List each line of the data that holds the word "title".

→ Collected data:
-=-=-

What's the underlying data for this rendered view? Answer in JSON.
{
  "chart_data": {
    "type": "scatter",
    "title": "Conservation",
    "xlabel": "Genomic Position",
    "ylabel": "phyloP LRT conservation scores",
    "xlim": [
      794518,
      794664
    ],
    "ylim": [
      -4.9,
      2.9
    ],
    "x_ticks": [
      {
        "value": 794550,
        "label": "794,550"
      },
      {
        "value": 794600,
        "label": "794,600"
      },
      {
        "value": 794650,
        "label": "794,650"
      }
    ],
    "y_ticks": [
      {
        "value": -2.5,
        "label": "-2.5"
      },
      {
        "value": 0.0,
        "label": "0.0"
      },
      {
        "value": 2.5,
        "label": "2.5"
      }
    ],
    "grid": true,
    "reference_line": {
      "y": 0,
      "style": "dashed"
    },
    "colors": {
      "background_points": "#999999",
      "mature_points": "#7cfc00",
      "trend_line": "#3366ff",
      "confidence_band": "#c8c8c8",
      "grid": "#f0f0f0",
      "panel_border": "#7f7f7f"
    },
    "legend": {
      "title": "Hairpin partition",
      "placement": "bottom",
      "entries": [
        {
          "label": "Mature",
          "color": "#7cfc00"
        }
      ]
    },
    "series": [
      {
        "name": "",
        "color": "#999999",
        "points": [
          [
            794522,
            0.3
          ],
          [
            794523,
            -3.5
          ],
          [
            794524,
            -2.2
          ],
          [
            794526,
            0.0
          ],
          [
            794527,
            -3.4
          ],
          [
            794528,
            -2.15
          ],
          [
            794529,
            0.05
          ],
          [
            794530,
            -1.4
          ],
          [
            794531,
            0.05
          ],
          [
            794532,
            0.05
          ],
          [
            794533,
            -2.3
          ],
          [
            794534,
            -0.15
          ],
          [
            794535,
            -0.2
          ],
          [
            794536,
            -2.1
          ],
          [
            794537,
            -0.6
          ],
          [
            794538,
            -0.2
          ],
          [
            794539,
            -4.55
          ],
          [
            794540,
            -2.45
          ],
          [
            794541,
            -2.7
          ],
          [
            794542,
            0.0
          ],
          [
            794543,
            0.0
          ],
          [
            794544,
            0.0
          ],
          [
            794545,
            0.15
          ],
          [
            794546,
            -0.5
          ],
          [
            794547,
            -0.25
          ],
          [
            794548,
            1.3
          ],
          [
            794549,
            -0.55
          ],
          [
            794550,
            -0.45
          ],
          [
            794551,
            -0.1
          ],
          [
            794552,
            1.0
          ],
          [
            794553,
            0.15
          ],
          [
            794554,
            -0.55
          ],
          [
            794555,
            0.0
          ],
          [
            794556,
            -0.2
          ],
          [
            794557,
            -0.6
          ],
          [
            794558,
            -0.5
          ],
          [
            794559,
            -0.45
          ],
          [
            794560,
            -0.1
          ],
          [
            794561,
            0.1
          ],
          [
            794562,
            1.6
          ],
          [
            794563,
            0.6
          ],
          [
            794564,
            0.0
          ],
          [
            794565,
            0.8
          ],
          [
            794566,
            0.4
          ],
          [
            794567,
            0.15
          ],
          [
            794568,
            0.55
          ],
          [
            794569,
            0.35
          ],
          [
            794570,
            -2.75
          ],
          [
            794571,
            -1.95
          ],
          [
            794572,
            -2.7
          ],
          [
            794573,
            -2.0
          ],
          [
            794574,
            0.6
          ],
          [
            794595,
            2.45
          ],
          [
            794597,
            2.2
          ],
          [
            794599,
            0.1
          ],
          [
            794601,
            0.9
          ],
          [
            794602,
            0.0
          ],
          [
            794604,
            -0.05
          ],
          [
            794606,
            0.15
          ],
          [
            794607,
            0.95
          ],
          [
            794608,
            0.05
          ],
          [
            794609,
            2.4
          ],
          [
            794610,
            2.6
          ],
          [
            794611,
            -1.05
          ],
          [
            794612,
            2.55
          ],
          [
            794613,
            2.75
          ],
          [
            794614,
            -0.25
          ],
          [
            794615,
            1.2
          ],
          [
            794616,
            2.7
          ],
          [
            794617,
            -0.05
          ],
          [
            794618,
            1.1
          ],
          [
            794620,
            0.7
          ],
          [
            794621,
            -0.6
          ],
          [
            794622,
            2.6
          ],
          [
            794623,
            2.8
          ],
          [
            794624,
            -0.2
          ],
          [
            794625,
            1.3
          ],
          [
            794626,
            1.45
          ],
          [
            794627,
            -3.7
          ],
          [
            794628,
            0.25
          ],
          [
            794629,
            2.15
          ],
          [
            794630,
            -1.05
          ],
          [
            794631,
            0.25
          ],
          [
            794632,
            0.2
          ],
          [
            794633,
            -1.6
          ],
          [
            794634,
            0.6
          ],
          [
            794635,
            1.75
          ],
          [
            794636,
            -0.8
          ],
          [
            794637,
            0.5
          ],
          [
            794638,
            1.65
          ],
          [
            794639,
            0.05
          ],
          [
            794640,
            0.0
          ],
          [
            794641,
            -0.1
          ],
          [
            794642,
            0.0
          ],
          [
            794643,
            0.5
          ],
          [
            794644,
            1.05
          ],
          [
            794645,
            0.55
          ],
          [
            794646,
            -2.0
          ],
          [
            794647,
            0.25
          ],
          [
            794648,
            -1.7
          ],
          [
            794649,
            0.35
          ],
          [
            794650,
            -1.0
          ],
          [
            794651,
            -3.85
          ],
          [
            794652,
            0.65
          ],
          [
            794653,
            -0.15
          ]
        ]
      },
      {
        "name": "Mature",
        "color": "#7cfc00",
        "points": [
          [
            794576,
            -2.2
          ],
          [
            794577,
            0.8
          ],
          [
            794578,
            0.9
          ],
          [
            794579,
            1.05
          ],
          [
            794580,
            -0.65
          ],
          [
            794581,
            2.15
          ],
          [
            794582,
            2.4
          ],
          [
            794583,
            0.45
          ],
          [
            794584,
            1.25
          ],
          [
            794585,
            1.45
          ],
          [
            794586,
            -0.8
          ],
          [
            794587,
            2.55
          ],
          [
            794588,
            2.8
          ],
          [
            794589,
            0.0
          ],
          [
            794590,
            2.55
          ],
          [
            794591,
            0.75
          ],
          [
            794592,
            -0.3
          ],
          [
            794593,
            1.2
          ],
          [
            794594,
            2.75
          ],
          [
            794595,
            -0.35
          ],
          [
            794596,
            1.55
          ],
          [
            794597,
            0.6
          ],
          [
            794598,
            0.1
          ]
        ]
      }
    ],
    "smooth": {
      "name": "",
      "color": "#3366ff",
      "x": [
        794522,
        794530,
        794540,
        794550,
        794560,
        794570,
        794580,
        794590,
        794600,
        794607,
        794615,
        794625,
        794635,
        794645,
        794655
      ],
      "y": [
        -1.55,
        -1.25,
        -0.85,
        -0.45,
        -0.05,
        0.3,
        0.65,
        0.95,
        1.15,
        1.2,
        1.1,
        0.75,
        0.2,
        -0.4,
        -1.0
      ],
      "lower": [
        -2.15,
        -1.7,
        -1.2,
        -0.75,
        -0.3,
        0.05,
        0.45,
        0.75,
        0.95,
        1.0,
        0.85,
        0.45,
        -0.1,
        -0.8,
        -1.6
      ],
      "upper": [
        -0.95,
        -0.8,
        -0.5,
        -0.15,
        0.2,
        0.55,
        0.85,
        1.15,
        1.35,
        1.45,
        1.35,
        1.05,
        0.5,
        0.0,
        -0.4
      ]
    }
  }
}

-=-=-

→ Written response:
    "title": "Conservation",
      "title": "Hairpin partition",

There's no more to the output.